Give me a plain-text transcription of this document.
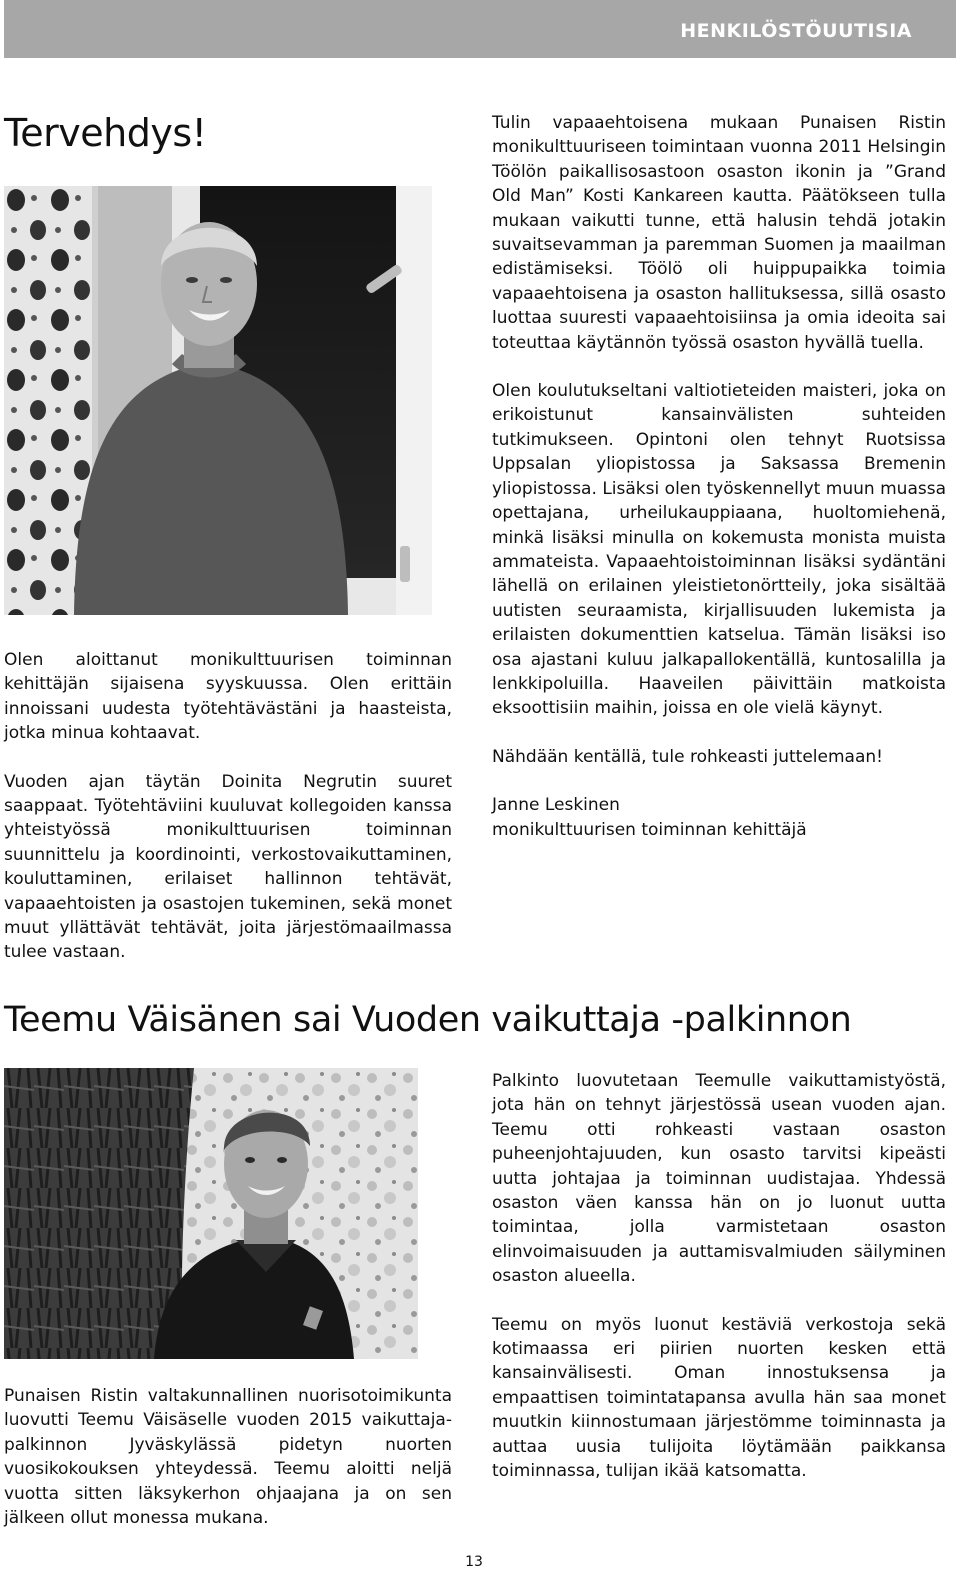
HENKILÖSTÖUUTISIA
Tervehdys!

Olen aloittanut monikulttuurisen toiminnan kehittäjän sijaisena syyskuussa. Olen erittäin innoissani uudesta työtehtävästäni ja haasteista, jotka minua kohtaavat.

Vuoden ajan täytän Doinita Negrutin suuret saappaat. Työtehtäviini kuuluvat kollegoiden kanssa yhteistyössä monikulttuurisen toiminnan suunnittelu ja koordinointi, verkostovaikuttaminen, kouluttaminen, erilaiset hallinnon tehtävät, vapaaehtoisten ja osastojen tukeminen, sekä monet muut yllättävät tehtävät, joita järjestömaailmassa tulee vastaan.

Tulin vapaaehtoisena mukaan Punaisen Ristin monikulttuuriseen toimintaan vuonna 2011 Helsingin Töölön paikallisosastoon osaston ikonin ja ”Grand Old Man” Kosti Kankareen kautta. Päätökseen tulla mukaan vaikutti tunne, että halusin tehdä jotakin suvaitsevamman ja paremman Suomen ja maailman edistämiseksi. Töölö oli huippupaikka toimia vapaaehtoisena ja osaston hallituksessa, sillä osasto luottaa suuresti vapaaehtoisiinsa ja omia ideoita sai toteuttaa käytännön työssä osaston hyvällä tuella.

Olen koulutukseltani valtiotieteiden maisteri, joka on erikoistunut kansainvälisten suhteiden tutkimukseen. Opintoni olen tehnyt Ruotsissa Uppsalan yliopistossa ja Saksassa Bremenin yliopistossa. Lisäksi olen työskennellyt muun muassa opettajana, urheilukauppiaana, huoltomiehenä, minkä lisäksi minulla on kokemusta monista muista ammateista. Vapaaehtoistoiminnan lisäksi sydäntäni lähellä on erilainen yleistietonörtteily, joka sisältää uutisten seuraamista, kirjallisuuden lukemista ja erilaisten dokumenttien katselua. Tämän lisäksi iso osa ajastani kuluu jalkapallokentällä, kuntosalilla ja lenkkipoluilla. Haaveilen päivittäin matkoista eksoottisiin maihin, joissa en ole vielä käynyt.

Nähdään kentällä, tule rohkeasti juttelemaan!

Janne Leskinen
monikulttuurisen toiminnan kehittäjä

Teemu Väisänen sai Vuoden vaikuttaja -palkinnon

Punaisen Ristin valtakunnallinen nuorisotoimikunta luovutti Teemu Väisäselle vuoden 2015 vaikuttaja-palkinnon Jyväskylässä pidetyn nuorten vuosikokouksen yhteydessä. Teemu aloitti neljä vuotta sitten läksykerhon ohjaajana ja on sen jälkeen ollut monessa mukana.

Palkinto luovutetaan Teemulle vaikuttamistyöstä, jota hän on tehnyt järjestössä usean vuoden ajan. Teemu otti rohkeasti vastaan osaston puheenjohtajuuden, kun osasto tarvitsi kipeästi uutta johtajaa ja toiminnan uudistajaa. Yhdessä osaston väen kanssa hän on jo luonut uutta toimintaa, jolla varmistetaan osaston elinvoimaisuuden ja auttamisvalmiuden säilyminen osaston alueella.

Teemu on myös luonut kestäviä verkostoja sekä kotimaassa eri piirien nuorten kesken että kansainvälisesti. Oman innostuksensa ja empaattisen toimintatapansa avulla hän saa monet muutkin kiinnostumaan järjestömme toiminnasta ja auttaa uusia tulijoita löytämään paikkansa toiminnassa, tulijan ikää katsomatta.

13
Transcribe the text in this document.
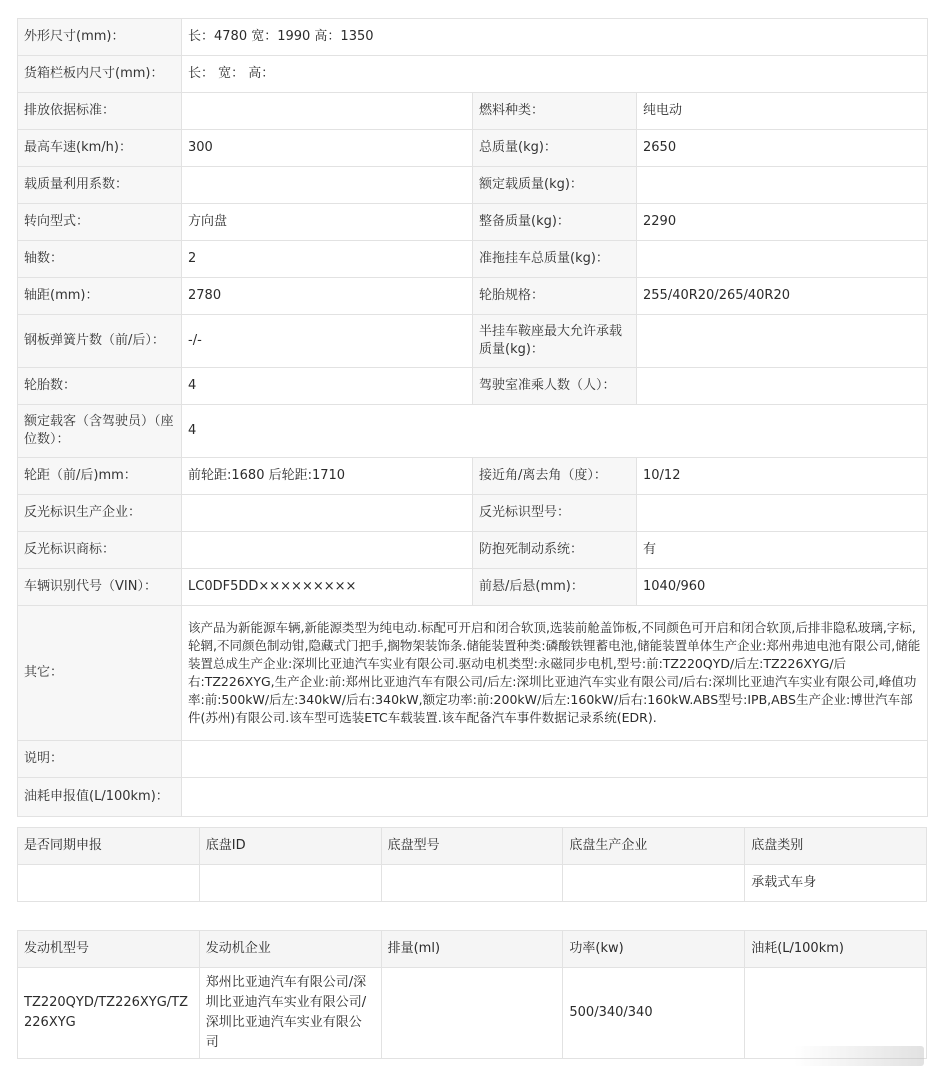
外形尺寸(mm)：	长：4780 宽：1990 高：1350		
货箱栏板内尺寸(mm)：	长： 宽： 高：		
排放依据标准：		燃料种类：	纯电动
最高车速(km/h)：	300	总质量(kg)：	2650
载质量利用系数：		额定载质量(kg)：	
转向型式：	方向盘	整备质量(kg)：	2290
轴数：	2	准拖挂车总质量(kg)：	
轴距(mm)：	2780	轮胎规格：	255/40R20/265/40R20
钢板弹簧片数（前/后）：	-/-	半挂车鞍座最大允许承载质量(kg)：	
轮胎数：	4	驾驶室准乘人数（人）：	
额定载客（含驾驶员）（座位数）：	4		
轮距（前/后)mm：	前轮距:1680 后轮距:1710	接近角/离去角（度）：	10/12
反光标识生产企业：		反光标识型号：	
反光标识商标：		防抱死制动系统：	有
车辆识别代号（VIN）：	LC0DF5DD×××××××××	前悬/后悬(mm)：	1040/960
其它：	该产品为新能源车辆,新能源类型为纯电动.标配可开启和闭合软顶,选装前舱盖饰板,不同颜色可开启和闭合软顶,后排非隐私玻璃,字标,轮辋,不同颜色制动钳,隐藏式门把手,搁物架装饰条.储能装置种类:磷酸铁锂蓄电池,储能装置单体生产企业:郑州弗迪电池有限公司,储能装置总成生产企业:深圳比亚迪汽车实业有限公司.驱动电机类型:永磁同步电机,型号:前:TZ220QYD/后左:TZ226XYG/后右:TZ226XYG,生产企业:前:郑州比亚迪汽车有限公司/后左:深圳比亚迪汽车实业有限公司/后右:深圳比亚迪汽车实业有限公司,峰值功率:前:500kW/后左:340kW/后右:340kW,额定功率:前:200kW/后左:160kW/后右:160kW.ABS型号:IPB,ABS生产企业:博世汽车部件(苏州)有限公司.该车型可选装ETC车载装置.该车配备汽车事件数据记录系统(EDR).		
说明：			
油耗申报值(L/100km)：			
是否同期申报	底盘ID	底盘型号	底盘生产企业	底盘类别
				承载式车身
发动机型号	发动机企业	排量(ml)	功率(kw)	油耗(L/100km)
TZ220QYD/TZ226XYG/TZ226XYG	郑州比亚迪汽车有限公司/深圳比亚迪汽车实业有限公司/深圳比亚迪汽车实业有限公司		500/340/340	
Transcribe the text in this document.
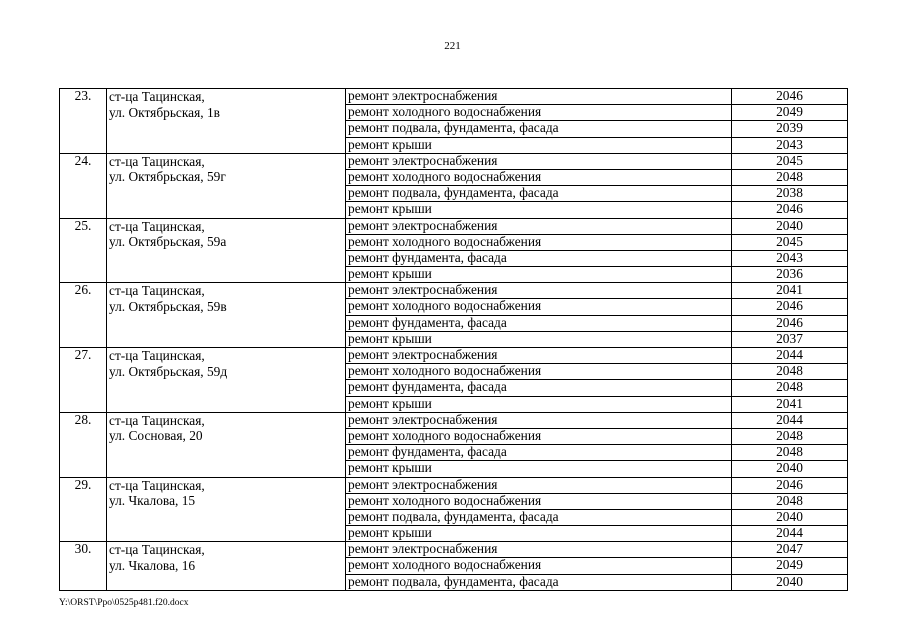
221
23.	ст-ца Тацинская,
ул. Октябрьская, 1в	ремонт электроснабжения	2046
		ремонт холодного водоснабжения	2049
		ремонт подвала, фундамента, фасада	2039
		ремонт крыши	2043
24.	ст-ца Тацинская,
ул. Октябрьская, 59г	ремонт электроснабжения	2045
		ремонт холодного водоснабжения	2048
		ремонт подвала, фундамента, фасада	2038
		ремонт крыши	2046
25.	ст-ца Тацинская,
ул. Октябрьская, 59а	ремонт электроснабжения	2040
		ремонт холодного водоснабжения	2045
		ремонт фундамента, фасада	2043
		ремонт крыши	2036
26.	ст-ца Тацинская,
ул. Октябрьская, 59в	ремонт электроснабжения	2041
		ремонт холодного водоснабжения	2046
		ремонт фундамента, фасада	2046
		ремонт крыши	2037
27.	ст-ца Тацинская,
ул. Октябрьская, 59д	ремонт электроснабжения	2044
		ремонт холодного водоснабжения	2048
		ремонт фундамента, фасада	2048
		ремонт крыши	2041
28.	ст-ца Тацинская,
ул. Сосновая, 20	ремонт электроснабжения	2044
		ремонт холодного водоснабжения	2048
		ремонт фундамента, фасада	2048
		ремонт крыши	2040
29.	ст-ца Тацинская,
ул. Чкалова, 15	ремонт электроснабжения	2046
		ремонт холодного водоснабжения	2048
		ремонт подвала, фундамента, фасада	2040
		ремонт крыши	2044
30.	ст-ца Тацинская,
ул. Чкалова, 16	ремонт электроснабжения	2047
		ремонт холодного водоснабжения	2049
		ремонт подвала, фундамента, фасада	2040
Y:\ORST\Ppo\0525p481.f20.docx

• • •

Description of the task: Of all the lines in the data above, state how many include "vaikuttaja". Say only the number.

The reply: 2